→ **SET TASK**:
Please retype the records below exactly, leaving out any pictures.

→ **DATA SUPPLIED**:
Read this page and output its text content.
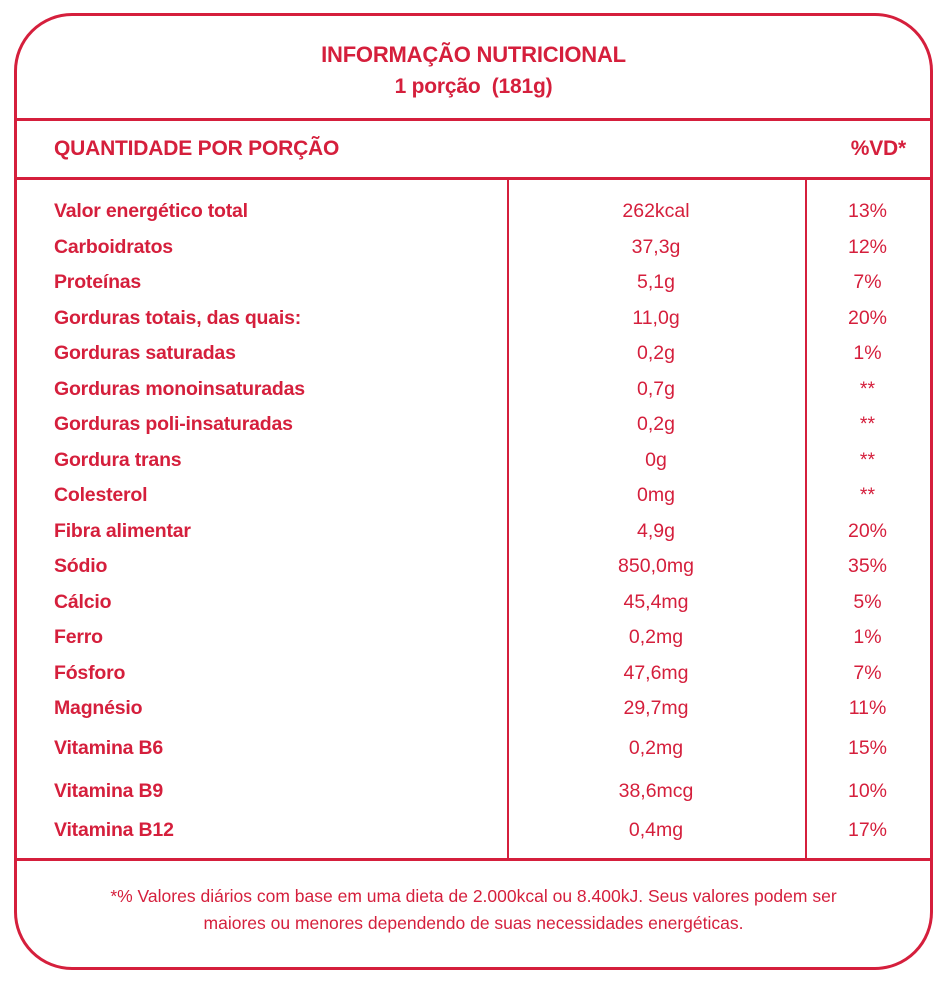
INFORMAÇÃO NUTRICIONAL
1 porção  (181g)
QUANTIDADE POR PORÇÃO	%VD*
Valor energético total	262kcal	13%
Carboidratos	37,3g	12%
Proteínas	5,1g	7%
Gorduras totais, das quais:	11,0g	20%
Gorduras saturadas	0,2g	1%
Gorduras monoinsaturadas	0,7g	**
Gorduras poli-insaturadas	0,2g	**
Gordura trans	0g	**
Colesterol	0mg	**
Fibra alimentar	4,9g	20%
Sódio	850,0mg	35%
Cálcio	45,4mg	5%
Ferro	0,2mg	1%
Fósforo	47,6mg	7%
Magnésio	29,7mg	11%
Vitamina B6	0,2mg	15%
Vitamina B9	38,6mcg	10%
Vitamina B12	0,4mg	17%
*% Valores diários com base em uma dieta de 2.000kcal ou 8.400kJ. Seus valores podem ser maiores ou menores dependendo de suas necessidades energéticas.
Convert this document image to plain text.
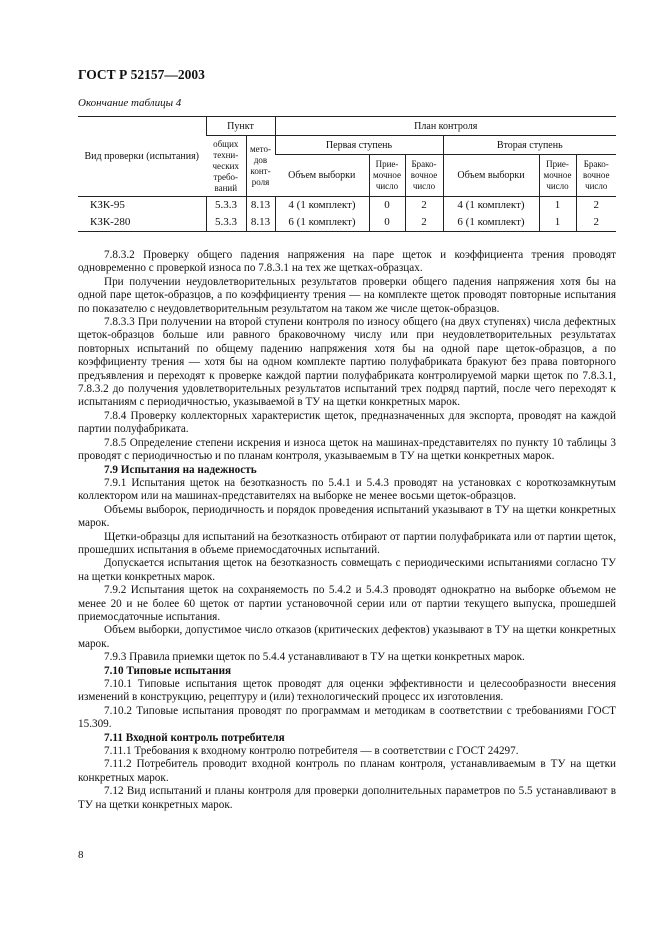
ГОСТ Р 52157—2003
Окончание таблицы 4
Вид проверки (испытания)	Пункт		План контроля					
	общих техни-ческих требо-ваний	мето-дов конт-роля	Первая ступень			Вторая ступень		
			Объем выборки	Прие-мочное число	Брако-вочное число	Объем выборки	Прие-мочное число	Брако-вочное число
КЗК-95	5.3.3	8.13	4 (1 комплект)	0	2	4 (1 комплект)	1	2
КЗК-280	5.3.3	8.13	6 (1 комплект)	0	2	6 (1 комплект)	1	2

7.8.3.2 Проверку общего падения напряжения на паре щеток и коэффициента трения проводят одновременно с проверкой износа по 7.8.3.1 на тех же щетках-образцах.

При получении неудовлетворительных результатов проверки общего падения напряжения хотя бы на одной паре щеток-образцов, а по коэффициенту трения — на комплекте щеток проводят повторные испытания по показателю с неудовлетворительным результатом на таком же числе щеток-образцов.

7.8.3.3 При получении на второй ступени контроля по износу общего (на двух ступенях) числа дефектных щеток-образцов больше или равного браковочному числу или при неудовлетворительных результатах повторных испытаний по общему падению напряжения хотя бы на одной паре щеток-образцов, а по коэффициенту трения — хотя бы на одном комплекте партию полуфабриката бракуют без права повторного предъявления и переходят к проверке каждой партии полуфабриката контролируемой марки щеток по 7.8.3.1, 7.8.3.2 до получения удовлетворительных результатов испытаний трех подряд партий, после чего переходят к испытаниям с периодичностью, указываемой в ТУ на щетки конкретных марок.

7.8.4 Проверку коллекторных характеристик щеток, предназначенных для экспорта, проводят на каждой партии полуфабриката.

7.8.5 Определение степени искрения и износа щеток на машинах-представителях по пункту 10 таблицы 3 проводят с периодичностью и по планам контроля, указываемым в ТУ на щетки конкретных марок.

7.9 Испытания на надежность

7.9.1 Испытания щеток на безотказность по 5.4.1 и 5.4.3 проводят на установках с короткозамкнутым коллектором или на машинах-представителях на выборке не менее восьми щеток-образцов.

Объемы выборок, периодичность и порядок проведения испытаний указывают в ТУ на щетки конкретных марок.

Щетки-образцы для испытаний на безотказность отбирают от партии полуфабриката или от партии щеток, прошедших испытания в объеме приемосдаточных испытаний.

Допускается испытания щеток на безотказность совмещать с периодическими испытаниями согласно ТУ на щетки конкретных марок.

7.9.2 Испытания щеток на сохраняемость по 5.4.2 и 5.4.3 проводят однократно на выборке объемом не менее 20 и не более 60 щеток от партии установочной серии или от партии текущего выпуска, прошедшей приемосдаточные испытания.

Объем выборки, допустимое число отказов (критических дефектов) указывают в ТУ на щетки конкретных марок.

7.9.3 Правила приемки щеток по 5.4.4 устанавливают в ТУ на щетки конкретных марок.

7.10 Типовые испытания

7.10.1 Типовые испытания щеток проводят для оценки эффективности и целесообразности внесения изменений в конструкцию, рецептуру и (или) технологический процесс их изготовления.

7.10.2 Типовые испытания проводят по программам и методикам в соответствии с требованиями ГОСТ 15.309.

7.11 Входной контроль потребителя

7.11.1 Требования к входному контролю потребителя — в соответствии с ГОСТ 24297.

7.11.2 Потребитель проводит входной контроль по планам контроля, устанавливаемым в ТУ на щетки конкретных марок.

7.12 Вид испытаний и планы контроля для проверки дополнительных параметров по 5.5 устанавливают в ТУ на щетки конкретных марок.

8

→ **THE OUTPUT**:
Read this page and output its text content.
INFORMAÇÃO NUTRICIONAL
1 porção  (181g)
QUANTIDADE POR PORÇÃO	%VD*
Valor energético total	262kcal	13%
Carboidratos	37,3g	12%
Proteínas	5,1g	7%
Gorduras totais, das quais:	11,0g	20%
Gorduras saturadas	0,2g	1%
Gorduras monoinsaturadas	0,7g	**
Gorduras poli-insaturadas	0,2g	**
Gordura trans	0g	**
Colesterol	0mg	**
Fibra alimentar	4,9g	20%
Sódio	850,0mg	35%
Cálcio	45,4mg	5%
Ferro	0,2mg	1%
Fósforo	47,6mg	7%
Magnésio	29,7mg	11%
Vitamina B6	0,2mg	15%
Vitamina B9	38,6mcg	10%
Vitamina B12	0,4mg	17%
*% Valores diários com base em uma dieta de 2.000kcal ou 8.400kJ. Seus valores podem ser maiores ou menores dependendo de suas necessidades energéticas.
Convert this document image to plain text.
ГОСТ Р 52157—2003
Окончание таблицы 4
Вид проверки (испытания)	Пункт		План контроля					
	общих техни-ческих требо-ваний	мето-дов конт-роля	Первая ступень			Вторая ступень		
			Объем выборки	Прие-мочное число	Брако-вочное число	Объем выборки	Прие-мочное число	Брако-вочное число
КЗК-95	5.3.3	8.13	4 (1 комплект)	0	2	4 (1 комплект)	1	2
КЗК-280	5.3.3	8.13	6 (1 комплект)	0	2	6 (1 комплект)	1	2

7.8.3.2 Проверку общего падения напряжения на паре щеток и коэффициента трения проводят одновременно с проверкой износа по 7.8.3.1 на тех же щетках-образцах.

При получении неудовлетворительных результатов проверки общего падения напряжения хотя бы на одной паре щеток-образцов, а по коэффициенту трения — на комплекте щеток проводят повторные испытания по показателю с неудовлетворительным результатом на таком же числе щеток-образцов.

7.8.3.3 При получении на второй ступени контроля по износу общего (на двух ступенях) числа дефектных щеток-образцов больше или равного браковочному числу или при неудовлетворительных результатах повторных испытаний по общему падению напряжения хотя бы на одной паре щеток-образцов, а по коэффициенту трения — хотя бы на одном комплекте партию полуфабриката бракуют без права повторного предъявления и переходят к проверке каждой партии полуфабриката контролируемой марки щеток по 7.8.3.1, 7.8.3.2 до получения удовлетворительных результатов испытаний трех подряд партий, после чего переходят к испытаниям с периодичностью, указываемой в ТУ на щетки конкретных марок.

7.8.4 Проверку коллекторных характеристик щеток, предназначенных для экспорта, проводят на каждой партии полуфабриката.

7.8.5 Определение степени искрения и износа щеток на машинах-представителях по пункту 10 таблицы 3 проводят с периодичностью и по планам контроля, указываемым в ТУ на щетки конкретных марок.

7.9 Испытания на надежность

7.9.1 Испытания щеток на безотказность по 5.4.1 и 5.4.3 проводят на установках с короткозамкнутым коллектором или на машинах-представителях на выборке не менее восьми щеток-образцов.

Объемы выборок, периодичность и порядок проведения испытаний указывают в ТУ на щетки конкретных марок.

Щетки-образцы для испытаний на безотказность отбирают от партии полуфабриката или от партии щеток, прошедших испытания в объеме приемосдаточных испытаний.

Допускается испытания щеток на безотказность совмещать с периодическими испытаниями согласно ТУ на щетки конкретных марок.

7.9.2 Испытания щеток на сохраняемость по 5.4.2 и 5.4.3 проводят однократно на выборке объемом не менее 20 и не более 60 щеток от партии установочной серии или от партии текущего выпуска, прошедшей приемосдаточные испытания.

Объем выборки, допустимое число отказов (критических дефектов) указывают в ТУ на щетки конкретных марок.

7.9.3 Правила приемки щеток по 5.4.4 устанавливают в ТУ на щетки конкретных марок.

7.10 Типовые испытания

7.10.1 Типовые испытания щеток проводят для оценки эффективности и целесообразности внесения изменений в конструкцию, рецептуру и (или) технологический процесс их изготовления.

7.10.2 Типовые испытания проводят по программам и методикам в соответствии с требованиями ГОСТ 15.309.

7.11 Входной контроль потребителя

7.11.1 Требования к входному контролю потребителя — в соответствии с ГОСТ 24297.

7.11.2 Потребитель проводит входной контроль по планам контроля, устанавливаемым в ТУ на щетки конкретных марок.

7.12 Вид испытаний и планы контроля для проверки дополнительных параметров по 5.5 устанавливают в ТУ на щетки конкретных марок.

8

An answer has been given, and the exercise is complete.